Work required: How many lines of the records below contain the string "show" with matching case? Reply with the number alone.

Data provided:

START

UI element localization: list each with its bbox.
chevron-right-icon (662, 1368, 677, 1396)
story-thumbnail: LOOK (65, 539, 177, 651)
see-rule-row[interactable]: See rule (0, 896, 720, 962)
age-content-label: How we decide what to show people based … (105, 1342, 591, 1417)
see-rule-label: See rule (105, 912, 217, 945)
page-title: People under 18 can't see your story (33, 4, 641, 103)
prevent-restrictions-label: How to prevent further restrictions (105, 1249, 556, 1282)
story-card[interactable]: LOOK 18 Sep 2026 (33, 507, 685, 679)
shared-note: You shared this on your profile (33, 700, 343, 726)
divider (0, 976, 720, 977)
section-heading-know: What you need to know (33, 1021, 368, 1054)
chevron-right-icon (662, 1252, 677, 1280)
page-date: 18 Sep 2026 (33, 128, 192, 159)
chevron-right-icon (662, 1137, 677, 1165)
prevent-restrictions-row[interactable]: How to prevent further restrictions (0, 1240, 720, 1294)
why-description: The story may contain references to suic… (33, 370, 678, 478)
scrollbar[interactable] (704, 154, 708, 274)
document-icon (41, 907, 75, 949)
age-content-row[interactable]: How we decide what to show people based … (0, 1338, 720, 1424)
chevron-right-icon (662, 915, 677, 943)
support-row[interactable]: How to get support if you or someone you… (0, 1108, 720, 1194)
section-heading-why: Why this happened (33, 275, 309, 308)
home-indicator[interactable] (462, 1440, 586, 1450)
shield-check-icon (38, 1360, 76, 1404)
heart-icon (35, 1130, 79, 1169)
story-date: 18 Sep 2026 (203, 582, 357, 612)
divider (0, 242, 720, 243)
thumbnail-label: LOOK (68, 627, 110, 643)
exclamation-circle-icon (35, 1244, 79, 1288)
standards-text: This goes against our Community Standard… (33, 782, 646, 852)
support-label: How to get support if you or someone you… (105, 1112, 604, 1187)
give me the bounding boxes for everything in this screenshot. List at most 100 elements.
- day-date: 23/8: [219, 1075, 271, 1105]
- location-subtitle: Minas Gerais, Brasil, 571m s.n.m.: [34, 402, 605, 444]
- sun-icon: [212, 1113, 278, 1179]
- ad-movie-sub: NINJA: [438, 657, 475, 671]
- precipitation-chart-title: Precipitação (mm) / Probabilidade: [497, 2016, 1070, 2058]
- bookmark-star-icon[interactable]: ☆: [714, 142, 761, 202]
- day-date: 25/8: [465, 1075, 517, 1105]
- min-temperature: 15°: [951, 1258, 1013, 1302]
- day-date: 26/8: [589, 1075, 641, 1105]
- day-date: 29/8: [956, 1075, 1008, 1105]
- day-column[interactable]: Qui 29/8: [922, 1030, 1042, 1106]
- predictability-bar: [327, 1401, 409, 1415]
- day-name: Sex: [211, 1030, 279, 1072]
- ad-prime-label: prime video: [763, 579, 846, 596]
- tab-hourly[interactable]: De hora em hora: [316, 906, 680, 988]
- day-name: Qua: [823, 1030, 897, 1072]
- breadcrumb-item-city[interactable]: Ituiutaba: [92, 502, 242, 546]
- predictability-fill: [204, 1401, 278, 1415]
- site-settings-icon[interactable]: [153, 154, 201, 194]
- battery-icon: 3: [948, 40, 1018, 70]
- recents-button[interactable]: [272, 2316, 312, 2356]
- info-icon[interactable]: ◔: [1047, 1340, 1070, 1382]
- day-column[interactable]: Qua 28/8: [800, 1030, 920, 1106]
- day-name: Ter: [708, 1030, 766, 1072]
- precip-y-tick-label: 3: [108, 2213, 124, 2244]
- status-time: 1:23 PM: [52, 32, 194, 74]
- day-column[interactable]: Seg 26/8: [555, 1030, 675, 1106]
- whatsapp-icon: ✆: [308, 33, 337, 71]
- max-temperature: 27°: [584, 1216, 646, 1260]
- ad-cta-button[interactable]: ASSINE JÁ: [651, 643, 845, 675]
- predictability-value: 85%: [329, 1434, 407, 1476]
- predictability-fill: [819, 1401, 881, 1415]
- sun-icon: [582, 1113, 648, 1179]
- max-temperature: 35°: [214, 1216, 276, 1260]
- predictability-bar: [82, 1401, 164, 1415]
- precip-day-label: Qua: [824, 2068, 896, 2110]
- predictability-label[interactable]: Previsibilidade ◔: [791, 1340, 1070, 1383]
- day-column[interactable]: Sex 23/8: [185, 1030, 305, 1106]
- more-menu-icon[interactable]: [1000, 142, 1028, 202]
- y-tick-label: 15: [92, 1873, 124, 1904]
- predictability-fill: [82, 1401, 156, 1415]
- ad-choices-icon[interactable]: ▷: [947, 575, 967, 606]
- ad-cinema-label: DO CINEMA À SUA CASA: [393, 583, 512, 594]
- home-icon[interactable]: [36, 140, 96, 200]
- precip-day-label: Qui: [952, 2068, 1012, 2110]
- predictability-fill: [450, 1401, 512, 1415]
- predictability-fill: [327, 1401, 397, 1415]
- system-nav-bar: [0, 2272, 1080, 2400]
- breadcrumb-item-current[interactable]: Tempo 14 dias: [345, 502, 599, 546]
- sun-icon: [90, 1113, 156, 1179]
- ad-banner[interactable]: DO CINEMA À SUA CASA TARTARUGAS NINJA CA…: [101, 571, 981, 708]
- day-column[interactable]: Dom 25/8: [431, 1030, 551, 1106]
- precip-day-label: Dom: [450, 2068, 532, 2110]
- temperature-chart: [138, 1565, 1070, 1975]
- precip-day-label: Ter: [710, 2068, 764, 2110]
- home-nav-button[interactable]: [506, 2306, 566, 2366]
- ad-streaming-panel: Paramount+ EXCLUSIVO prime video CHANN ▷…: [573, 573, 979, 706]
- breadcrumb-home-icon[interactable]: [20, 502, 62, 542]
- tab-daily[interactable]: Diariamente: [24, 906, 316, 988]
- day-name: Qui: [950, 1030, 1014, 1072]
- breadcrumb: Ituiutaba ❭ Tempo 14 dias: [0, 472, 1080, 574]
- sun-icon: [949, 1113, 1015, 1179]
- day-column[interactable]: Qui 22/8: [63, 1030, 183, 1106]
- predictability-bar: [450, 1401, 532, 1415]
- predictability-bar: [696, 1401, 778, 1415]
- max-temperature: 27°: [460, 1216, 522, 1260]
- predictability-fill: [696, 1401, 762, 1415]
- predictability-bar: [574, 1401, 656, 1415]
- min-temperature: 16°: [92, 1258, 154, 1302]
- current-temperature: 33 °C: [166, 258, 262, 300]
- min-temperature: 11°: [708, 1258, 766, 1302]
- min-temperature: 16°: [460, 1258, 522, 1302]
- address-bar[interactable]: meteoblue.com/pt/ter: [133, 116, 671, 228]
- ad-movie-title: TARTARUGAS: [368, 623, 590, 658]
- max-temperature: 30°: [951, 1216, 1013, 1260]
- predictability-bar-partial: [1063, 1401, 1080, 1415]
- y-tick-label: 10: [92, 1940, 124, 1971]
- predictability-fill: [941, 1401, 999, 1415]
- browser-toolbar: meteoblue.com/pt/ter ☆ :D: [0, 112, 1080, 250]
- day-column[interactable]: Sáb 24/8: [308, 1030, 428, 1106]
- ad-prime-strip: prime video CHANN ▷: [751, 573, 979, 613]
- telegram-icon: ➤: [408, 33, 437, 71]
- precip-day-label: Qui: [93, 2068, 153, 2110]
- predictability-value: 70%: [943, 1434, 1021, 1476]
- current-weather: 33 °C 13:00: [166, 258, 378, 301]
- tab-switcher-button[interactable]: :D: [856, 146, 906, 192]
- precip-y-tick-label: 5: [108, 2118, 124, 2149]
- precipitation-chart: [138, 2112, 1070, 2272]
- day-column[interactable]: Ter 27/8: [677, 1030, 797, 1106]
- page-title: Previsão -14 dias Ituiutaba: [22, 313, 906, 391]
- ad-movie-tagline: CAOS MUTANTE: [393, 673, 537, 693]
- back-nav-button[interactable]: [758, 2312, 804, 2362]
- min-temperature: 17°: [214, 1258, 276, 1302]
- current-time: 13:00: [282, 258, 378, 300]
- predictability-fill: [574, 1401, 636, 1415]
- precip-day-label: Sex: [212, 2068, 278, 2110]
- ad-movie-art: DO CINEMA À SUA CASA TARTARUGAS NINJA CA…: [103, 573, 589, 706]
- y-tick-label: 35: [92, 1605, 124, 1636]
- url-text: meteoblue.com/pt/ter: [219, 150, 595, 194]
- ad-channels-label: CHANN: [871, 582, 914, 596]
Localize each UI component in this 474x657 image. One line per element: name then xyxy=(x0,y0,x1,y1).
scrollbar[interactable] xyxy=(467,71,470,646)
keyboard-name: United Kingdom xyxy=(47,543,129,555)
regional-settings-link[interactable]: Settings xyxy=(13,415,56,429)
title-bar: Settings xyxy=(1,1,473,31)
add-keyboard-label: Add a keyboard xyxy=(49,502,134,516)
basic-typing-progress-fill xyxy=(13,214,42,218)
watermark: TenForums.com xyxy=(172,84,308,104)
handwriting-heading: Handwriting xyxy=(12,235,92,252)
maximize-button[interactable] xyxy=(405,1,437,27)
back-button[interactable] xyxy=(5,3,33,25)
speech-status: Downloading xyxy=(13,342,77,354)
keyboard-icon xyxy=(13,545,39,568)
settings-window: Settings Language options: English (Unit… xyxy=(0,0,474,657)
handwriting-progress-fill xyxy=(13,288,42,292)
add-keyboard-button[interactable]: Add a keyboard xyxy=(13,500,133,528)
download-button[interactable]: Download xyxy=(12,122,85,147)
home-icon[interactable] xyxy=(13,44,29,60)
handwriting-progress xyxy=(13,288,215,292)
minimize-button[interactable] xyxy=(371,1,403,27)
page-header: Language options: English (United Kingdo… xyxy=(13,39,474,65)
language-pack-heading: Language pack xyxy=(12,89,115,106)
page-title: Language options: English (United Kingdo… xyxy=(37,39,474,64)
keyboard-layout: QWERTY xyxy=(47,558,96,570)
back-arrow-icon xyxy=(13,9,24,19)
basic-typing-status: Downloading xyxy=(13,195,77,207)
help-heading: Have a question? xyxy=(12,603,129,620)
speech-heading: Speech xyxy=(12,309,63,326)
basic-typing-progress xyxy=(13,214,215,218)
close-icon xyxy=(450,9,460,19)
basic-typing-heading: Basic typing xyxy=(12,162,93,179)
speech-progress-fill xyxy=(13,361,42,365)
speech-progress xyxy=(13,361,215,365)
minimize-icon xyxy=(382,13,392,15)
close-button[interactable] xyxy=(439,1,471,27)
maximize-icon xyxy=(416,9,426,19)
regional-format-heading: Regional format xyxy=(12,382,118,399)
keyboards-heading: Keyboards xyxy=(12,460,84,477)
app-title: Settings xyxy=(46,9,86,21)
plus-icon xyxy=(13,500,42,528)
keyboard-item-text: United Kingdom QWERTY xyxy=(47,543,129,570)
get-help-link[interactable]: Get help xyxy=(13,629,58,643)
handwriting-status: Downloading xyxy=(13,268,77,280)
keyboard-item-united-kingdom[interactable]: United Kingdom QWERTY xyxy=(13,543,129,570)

END

Task output: 2